→ WHAT IS ASKED: Count every line that includes the string "name" in the entries that follow. Nothing besides the number is needed.

■ ■ ■ ■ ■

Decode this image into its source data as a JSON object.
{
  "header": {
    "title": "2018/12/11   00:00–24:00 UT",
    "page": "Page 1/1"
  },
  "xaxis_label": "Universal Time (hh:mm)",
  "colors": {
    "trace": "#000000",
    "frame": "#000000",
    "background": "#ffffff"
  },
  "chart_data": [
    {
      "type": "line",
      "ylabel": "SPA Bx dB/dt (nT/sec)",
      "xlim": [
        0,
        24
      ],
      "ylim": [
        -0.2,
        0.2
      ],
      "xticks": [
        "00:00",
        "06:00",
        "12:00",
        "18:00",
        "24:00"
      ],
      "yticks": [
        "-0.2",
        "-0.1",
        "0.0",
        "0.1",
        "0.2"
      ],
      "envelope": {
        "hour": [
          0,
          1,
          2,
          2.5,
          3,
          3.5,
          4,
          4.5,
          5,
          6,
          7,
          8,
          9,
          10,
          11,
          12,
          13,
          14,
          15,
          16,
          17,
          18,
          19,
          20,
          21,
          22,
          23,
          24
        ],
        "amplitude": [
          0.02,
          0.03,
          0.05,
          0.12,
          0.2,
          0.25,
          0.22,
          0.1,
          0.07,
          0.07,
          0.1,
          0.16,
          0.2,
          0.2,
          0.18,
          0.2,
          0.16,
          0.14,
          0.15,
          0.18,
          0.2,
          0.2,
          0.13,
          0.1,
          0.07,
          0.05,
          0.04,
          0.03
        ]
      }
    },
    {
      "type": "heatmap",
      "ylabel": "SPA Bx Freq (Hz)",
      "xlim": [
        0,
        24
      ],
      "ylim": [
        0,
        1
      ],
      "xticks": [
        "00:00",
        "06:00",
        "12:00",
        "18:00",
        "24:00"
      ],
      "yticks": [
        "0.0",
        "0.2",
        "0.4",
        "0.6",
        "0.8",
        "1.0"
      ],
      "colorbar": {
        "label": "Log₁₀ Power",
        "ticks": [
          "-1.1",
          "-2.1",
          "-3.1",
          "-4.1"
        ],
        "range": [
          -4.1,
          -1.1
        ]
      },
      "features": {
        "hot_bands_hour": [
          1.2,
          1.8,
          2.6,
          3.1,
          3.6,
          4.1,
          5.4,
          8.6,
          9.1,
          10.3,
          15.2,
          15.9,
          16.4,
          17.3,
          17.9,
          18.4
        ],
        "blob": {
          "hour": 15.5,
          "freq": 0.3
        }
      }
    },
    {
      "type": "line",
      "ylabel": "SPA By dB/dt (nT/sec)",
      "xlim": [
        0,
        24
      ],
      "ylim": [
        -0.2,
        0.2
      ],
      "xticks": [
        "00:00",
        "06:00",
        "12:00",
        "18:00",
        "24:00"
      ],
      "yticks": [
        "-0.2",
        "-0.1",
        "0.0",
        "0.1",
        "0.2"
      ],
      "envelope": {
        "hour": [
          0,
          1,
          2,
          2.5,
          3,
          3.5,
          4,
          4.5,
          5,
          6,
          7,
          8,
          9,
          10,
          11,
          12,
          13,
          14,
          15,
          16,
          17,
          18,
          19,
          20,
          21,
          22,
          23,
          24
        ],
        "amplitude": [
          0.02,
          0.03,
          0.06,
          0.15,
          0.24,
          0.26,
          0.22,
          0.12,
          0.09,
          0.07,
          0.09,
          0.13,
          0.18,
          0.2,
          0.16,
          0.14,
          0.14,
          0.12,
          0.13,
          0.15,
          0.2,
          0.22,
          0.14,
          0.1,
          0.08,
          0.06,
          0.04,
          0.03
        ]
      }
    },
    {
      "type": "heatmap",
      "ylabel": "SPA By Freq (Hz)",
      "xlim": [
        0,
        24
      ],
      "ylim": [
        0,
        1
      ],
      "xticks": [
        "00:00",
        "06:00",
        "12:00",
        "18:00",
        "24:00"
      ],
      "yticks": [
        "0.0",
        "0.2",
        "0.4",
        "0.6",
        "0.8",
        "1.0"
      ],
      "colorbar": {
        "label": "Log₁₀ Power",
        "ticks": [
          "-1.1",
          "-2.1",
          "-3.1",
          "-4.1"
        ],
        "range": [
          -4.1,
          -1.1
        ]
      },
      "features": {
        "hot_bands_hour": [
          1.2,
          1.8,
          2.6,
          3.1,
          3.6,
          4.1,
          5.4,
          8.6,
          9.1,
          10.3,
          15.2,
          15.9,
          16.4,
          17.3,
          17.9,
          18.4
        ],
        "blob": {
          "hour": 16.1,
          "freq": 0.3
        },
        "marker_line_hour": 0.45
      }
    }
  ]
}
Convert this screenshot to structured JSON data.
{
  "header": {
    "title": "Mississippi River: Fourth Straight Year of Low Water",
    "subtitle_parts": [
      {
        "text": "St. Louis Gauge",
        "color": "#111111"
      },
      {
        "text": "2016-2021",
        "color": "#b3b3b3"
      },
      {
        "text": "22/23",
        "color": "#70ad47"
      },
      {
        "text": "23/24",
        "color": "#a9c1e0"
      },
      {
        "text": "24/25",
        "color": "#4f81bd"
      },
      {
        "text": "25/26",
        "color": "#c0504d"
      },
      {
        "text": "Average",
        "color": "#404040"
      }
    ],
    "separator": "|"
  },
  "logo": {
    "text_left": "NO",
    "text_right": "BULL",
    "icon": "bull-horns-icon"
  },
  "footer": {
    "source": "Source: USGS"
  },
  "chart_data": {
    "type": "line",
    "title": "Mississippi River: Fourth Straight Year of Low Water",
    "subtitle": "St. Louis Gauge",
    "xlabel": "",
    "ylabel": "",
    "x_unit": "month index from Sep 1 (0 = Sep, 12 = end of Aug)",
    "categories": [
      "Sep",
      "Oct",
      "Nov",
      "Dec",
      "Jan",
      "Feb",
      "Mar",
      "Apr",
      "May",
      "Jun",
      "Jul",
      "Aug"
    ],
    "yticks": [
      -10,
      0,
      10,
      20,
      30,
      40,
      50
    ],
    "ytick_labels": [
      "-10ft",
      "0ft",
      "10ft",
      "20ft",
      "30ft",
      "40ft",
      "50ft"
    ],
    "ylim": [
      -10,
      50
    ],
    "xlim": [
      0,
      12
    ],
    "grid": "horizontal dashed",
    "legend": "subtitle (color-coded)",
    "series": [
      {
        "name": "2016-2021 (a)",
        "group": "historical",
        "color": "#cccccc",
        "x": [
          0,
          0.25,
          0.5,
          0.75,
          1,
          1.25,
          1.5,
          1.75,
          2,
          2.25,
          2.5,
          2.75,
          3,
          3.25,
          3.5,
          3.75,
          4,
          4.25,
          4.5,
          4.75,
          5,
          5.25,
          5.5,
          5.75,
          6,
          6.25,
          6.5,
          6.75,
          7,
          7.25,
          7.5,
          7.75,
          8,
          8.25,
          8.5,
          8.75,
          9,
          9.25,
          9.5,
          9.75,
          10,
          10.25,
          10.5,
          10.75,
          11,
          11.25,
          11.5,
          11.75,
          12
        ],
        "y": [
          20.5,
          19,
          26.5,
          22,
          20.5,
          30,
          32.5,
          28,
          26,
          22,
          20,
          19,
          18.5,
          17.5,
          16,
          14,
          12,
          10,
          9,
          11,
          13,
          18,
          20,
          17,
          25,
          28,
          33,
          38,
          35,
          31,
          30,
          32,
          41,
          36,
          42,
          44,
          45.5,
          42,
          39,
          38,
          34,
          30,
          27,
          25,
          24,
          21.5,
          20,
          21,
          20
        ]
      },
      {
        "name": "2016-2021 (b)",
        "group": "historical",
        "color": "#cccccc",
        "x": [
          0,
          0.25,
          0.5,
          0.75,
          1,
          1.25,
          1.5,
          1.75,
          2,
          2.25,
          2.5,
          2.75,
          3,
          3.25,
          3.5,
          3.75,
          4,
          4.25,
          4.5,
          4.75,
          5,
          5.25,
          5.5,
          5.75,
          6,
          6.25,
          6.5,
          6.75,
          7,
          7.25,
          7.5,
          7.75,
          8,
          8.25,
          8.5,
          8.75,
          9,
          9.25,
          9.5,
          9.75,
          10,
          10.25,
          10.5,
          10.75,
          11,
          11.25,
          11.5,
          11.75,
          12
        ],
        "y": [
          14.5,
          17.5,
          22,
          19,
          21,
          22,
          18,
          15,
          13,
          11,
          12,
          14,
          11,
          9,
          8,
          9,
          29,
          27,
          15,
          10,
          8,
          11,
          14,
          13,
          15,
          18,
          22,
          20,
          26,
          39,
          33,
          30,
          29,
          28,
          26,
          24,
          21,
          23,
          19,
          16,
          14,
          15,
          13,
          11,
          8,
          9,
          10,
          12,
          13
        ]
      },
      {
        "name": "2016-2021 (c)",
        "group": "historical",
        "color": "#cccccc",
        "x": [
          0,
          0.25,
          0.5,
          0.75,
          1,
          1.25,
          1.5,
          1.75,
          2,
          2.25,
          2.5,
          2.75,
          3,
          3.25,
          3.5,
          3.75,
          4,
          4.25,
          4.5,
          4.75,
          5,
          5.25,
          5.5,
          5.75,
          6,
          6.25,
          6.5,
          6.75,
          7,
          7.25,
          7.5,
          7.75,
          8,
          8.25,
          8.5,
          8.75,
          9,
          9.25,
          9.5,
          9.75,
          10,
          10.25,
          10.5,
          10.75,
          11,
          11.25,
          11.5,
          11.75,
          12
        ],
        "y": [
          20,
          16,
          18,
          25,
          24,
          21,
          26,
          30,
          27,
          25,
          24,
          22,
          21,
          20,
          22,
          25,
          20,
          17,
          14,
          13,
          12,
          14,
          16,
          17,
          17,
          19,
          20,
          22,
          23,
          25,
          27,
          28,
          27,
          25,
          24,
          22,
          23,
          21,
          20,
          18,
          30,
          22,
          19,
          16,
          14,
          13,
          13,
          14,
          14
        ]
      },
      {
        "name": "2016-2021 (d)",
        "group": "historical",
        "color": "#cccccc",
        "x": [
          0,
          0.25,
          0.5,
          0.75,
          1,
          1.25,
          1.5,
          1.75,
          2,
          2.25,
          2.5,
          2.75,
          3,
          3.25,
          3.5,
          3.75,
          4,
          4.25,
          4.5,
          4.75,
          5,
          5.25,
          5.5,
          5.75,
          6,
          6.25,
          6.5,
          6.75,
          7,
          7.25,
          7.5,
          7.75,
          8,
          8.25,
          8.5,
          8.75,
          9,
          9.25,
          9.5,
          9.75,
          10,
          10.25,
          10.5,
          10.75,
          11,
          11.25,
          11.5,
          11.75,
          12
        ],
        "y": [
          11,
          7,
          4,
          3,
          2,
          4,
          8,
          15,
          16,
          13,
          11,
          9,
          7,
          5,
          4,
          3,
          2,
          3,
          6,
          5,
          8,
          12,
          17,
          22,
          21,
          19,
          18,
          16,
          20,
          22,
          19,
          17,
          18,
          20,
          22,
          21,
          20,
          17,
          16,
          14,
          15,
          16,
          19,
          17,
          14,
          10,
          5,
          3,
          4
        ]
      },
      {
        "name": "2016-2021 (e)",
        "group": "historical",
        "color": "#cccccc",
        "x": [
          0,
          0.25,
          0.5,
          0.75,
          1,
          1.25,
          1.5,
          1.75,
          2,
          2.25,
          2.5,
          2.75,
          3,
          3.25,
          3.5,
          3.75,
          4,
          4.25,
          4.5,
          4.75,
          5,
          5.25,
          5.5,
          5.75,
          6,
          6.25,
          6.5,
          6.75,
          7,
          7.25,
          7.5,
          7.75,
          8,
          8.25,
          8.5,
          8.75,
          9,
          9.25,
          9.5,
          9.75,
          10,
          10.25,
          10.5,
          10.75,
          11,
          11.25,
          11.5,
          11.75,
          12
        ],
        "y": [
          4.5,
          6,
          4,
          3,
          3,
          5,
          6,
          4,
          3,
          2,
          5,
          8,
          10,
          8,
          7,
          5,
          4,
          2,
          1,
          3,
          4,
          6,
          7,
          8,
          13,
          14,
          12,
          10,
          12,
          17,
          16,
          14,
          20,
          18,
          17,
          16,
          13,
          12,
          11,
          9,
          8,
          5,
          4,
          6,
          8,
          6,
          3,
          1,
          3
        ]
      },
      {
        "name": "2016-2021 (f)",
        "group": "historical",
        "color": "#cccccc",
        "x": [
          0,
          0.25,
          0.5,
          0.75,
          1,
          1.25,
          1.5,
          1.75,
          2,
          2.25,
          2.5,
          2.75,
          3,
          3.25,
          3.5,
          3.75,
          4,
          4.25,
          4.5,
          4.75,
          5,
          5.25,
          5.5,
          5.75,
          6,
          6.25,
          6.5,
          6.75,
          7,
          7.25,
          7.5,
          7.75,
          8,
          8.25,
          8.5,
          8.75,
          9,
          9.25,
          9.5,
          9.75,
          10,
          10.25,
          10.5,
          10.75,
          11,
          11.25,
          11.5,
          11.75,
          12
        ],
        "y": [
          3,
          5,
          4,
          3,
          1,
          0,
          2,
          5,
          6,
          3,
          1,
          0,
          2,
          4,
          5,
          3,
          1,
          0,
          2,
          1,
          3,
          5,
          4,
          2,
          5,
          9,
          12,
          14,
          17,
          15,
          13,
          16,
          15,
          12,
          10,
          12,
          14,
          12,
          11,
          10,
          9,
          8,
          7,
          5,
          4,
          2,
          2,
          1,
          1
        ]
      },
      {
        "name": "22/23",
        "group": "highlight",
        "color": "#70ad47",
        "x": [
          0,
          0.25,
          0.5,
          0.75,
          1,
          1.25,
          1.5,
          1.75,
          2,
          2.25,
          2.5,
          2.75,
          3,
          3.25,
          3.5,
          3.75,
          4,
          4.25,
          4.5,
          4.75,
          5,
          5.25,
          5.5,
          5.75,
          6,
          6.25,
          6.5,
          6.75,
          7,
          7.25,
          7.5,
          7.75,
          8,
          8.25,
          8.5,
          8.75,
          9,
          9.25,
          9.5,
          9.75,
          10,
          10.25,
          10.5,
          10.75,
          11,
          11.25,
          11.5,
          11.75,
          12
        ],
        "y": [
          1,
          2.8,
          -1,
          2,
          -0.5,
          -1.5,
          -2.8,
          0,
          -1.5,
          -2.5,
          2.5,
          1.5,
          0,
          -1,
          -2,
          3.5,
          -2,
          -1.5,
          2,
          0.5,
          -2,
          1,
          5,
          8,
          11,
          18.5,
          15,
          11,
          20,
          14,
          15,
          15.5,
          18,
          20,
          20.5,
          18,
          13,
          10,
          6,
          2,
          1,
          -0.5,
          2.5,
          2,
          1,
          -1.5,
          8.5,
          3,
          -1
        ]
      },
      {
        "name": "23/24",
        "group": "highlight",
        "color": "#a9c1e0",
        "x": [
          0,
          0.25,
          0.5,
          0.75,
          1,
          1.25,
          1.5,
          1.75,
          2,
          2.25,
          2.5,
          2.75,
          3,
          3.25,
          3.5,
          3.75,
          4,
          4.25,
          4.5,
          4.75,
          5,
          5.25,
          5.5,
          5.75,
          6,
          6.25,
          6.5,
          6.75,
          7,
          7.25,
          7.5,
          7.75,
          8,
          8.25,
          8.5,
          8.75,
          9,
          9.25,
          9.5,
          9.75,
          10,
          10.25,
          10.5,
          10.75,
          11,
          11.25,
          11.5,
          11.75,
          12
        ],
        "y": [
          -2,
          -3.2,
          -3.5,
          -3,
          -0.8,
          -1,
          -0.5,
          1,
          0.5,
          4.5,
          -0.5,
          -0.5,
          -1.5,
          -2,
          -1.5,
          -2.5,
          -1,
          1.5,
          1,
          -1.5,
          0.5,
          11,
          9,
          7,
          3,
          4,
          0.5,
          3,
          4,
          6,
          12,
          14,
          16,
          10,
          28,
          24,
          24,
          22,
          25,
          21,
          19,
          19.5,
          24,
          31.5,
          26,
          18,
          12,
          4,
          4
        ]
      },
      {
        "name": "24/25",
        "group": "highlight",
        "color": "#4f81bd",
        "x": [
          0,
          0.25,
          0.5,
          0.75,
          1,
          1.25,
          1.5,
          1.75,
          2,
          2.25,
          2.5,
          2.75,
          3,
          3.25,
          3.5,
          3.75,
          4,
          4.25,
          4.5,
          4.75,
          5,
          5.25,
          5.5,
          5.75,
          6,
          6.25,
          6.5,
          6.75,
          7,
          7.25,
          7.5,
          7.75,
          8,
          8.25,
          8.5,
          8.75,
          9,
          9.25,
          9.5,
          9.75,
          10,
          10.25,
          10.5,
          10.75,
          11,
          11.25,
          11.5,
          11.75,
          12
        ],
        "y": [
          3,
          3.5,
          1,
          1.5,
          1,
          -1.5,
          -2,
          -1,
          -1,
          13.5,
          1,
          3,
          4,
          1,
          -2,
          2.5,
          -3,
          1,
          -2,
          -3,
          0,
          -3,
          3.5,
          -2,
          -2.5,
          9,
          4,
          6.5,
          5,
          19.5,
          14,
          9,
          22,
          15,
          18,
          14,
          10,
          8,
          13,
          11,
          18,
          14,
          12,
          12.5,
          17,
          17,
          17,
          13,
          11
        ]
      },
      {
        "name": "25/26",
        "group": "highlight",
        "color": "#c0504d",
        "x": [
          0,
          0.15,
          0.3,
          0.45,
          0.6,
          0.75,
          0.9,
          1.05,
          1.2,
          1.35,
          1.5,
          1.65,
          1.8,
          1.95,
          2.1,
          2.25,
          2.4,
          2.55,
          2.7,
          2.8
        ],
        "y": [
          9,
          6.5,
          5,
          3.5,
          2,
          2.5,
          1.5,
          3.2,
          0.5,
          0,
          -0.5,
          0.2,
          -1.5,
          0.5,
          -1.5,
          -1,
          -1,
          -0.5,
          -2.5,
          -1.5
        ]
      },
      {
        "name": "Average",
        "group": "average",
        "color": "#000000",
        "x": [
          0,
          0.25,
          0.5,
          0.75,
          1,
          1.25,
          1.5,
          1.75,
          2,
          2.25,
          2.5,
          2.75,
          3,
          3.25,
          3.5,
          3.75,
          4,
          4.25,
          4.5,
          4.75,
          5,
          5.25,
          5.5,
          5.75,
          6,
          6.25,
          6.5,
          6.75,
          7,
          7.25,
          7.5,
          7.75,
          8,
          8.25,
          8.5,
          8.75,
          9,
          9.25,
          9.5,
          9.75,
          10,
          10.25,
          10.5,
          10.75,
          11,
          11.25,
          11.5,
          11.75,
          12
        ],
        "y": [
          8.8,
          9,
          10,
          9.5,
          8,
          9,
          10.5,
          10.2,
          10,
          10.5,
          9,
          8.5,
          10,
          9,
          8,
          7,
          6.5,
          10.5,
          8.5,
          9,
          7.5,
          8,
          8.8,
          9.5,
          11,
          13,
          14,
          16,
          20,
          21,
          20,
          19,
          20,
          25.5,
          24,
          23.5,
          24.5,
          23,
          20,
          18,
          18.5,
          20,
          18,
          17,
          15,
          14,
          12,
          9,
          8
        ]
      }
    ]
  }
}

■ ■ ■ ■ ■

→ ANSWER TO THE PROBLEM: 11